== Task 1 ==
In the communications manager excerpt, swap "reduced latency" for "lower latency" and write out the passage that begins at the words "By including or" and stops after "coordination between devices.".
== Task 2 ==
According to the communications manager excerpt, what interface may the communications manager 1120 support within an LTE/LTE-A wireless network to provide communication between network entities?

In some examples, a bus 1140 may support communications of (e.g., within) a protocol layer of a protocol stack. In some examples, a bus 1140 may support communications associated with a logical channel of a protocol stack (e.g., between protocol layers of a protocol stack), which may include communications performed within a component of the device 1105, or between different components of the device 1105 that may be co-located or located in different locations (e.g., where the device 1105 may refer to a system in which one or more of the communications manager 1120, the transceiver 1110, the at least one memory 1125, the code 1130, and the at least one processor 1135 may be located in one of the different components or divided between different components).

In some examples, the communications manager 1120 may manage aspects of communications with a core network 130 (e.g., via one or more wired or wireless backhaul links). For example, the communications manager 1120 may manage the transfer of data communications for client devices, such as one or more UEs 115. In some examples, the communications manager 1120 may manage communications with other network entities 105, and may include a controller or scheduler for controlling communications with UEs 115 in cooperation with other network entities 105. In some examples, the communications manager 1120 may support an X2 interface within an LTE/LTE-A wireless communications network technology to provide communication between network entities 105.

The communications manager 1120 may support wireless communications in accordance with examples as disclosed herein. For example, the communications manager 1120 is capable of, configured to, or operable to support a means for outputting, to a NCR via a serving cell associated with the NCR, first control signaling indicating one or more sub-bands for a channel measurement on a component carrier associated with network-controlled forwarding, where the one or more sub-bands are at least partially non-overlapping with a frequency range associated with the serving cell. The communications manager 1120 is capable of, configured to, or operable to support a means for obtaining, from the network entity based on transmitting the first control signaling, the channel measurement associated with the one or more sub-bands. The communications manager 1120 is capable of, configured to, or operable to support a means for outputting signaling over the one or more sub-bands based on transmitting the channel measurement.

By including or configuring the communications manager 1120 in accordance with examples as described herein, the device 1105 may support techniques for improved communication reliability, reduced latency, more efficient utilization of communication resources, and improved coordination between devices.

In some examples, the communications manager 1120 may be configured to perform various operations (e.g., receiving, obtaining, monitoring, outputting, transmitting) using or otherwise in cooperation with the transceiver 1110, the one or more antennas 1115 (e.g., where applicable), or any combination thereof. Although the communications manager 1120 is illustrated as a separate component, in some examples, one or more functions described with reference to the communications manager 1120 may be supported by or performed by the transceiver 1110, one or more of the at least one processor 1135, one or more of the at least one memory 1125, the code 1130, or any combination thereof (for example, by a processing system including at least a portion of the at least one processor 1135, the at least one memory 1125, the code 1130, or any combination thereof). For example, the code 1130 may include instructions executable by one or more of the at least one processor 1135 to cause the device 1105 to perform various aspects of techniques for determining channel measurements by a NCR as described herein, or the at least one processor 1135 and the at least one memory 1125 may be otherwise configured to, individually or collectively, perform or support such operations.

== Recorded information ==

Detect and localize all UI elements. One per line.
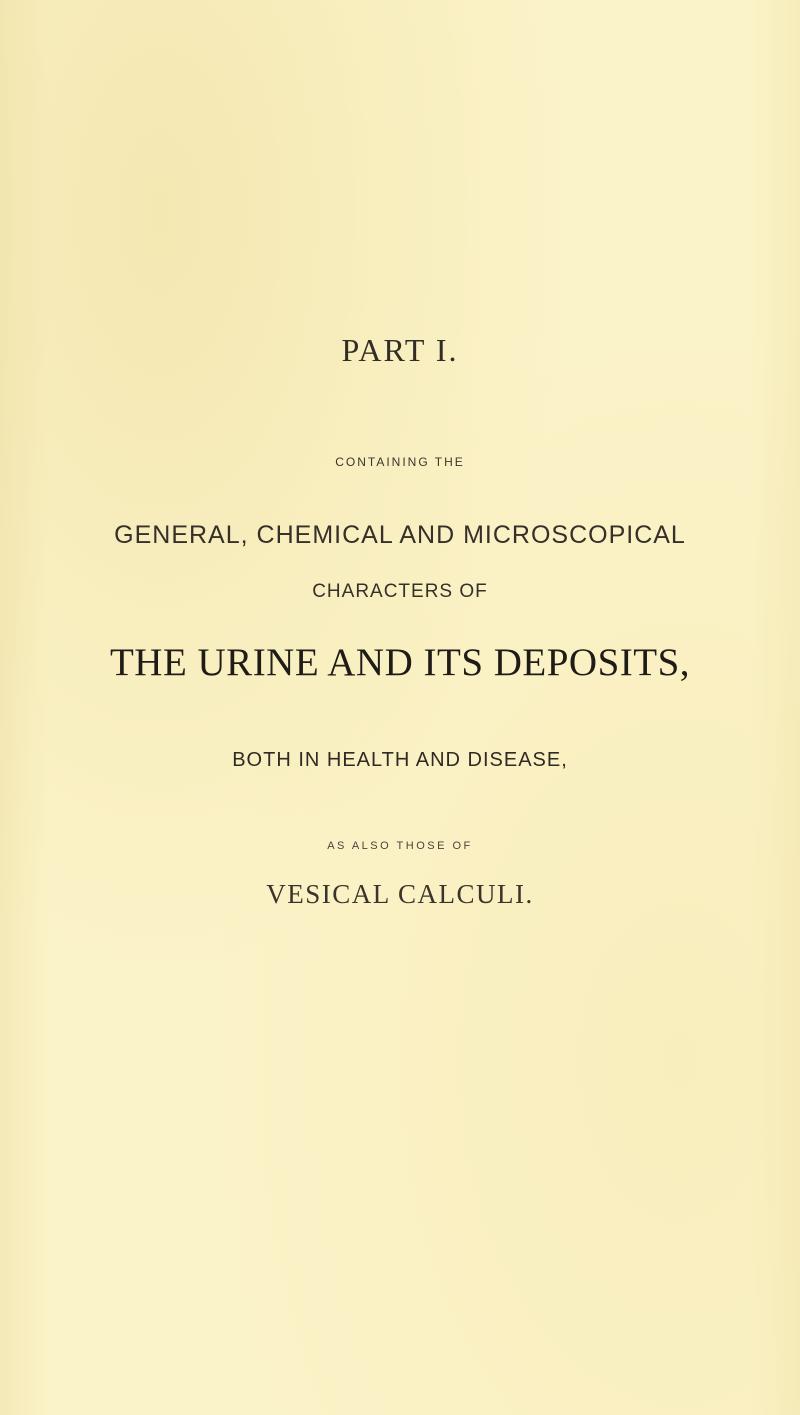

== Problem solution 1 ==
By including or configuring the communications manager 1120 in accordance with examples as described herein, the device 1105 may support techniques for improved communication reliability, lower latency, more efficient utilization of communication resources, and improved coordination between devices.

== Problem solution 2 ==
An X2 interface.